(Transcript entries for document pages)
--- START ---

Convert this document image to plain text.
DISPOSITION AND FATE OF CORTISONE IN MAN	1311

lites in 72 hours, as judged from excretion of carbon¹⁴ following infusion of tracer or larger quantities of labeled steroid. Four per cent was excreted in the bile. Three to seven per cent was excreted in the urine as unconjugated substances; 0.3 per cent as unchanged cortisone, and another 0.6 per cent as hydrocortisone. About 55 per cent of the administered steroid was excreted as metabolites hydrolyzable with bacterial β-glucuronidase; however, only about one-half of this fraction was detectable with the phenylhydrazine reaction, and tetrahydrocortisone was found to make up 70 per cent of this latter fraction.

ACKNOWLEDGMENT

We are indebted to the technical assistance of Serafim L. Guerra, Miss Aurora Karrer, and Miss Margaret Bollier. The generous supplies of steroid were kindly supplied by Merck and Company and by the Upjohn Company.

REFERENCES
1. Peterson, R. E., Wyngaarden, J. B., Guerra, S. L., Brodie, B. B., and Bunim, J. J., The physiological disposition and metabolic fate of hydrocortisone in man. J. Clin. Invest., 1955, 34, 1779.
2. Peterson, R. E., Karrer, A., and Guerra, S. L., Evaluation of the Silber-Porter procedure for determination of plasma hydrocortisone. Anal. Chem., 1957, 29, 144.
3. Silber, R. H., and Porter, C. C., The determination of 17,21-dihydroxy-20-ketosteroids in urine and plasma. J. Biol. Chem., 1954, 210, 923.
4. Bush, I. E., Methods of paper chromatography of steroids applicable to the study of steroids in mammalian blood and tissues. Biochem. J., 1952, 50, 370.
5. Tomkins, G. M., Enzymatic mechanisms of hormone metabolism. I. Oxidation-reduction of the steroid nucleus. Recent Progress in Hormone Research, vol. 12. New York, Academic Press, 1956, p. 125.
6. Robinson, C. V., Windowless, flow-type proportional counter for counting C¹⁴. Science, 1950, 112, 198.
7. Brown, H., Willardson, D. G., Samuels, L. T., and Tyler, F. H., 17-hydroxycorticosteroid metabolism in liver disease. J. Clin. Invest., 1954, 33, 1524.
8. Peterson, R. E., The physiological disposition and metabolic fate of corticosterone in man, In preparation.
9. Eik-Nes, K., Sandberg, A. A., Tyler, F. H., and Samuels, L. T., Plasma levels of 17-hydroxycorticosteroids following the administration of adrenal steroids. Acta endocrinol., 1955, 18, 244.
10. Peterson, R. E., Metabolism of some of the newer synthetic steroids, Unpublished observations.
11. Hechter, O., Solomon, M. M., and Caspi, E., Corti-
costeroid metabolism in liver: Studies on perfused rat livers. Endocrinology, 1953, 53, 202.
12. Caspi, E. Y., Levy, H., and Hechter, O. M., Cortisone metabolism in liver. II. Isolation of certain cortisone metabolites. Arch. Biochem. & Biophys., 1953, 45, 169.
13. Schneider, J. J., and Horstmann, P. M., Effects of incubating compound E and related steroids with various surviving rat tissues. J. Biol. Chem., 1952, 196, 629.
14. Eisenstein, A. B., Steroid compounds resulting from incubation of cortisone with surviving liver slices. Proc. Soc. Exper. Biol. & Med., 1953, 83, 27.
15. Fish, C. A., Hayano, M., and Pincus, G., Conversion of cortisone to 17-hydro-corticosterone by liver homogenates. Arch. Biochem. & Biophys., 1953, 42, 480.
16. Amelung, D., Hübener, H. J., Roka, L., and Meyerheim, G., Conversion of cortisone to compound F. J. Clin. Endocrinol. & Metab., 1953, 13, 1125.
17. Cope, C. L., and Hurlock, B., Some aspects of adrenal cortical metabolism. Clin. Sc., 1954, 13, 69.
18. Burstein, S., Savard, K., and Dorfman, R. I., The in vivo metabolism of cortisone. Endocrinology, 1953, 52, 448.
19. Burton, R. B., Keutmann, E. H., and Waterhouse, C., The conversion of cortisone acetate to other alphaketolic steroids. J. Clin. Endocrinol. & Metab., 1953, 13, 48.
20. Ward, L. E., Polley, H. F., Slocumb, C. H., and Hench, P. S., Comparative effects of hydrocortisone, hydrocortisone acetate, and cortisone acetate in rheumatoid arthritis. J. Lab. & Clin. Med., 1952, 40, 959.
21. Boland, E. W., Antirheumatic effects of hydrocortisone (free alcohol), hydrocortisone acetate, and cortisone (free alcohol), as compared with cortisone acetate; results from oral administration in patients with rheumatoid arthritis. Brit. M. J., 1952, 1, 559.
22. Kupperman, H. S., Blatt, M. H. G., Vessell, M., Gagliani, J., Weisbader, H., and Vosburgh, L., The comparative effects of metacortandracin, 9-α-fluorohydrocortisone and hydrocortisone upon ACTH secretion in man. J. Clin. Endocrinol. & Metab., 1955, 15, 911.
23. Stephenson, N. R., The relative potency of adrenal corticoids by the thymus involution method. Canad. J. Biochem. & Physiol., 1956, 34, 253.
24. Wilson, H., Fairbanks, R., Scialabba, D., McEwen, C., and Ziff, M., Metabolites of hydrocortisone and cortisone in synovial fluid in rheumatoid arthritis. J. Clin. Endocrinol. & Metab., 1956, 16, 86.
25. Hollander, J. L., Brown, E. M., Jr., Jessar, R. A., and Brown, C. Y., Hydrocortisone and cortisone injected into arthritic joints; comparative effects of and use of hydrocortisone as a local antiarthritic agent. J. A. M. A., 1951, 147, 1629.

--- END ---

● Exercise brief
Return only the number of lines above that include the word "Hechter".

● Task solution
2